*Task to complete*: What follows is a listing; restate every line of it word for word.

*Entries provided*:
-*-
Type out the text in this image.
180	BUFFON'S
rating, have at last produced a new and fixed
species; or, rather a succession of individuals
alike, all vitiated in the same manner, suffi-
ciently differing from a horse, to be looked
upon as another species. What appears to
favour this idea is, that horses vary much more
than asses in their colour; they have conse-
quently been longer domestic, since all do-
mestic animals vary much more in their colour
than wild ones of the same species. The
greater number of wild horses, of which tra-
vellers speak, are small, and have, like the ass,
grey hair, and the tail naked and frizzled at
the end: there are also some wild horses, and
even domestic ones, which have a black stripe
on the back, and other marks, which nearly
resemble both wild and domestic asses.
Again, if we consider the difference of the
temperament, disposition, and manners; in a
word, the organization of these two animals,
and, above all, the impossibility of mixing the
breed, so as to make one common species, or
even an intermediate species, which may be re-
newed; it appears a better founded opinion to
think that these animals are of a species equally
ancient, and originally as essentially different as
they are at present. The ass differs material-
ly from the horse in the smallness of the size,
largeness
-*-
*Answer area*:
Type out the text in this image.
180	BUFFON'S
rating, have at last produced a new and fixed
species; or, rather a succession of individuals
alike, all vitiated in the same manner, suffi-
ciently differing from a horse, to be looked
upon as another species. What appears to
favour this idea is, that horses vary much more
than asses in their colour; they have conse-
quently been longer domestic, since all do-
mestic animals vary much more in their colour
than wild ones of the same species. The
greater number of wild horses, of which tra-
vellers speak, are small, and have, like the ass,
grey hair, and the tail naked and frizzled at
the end: there are also some wild horses, and
even domestic ones, which have a black stripe
on the back, and other marks, which nearly
resemble both wild and domestic asses.
Again, if we consider the difference of the
temperament, disposition, and manners; in a
word, the organization of these two animals,
and, above all, the impossibility of mixing the
breed, so as to make one common species, or
even an intermediate species, which may be re-
newed; it appears a better founded opinion to
think that these animals are of a species equally
ancient, and originally as essentially different as
they are at present. The ass differs material-
ly from the horse in the smallness of the size,
largeness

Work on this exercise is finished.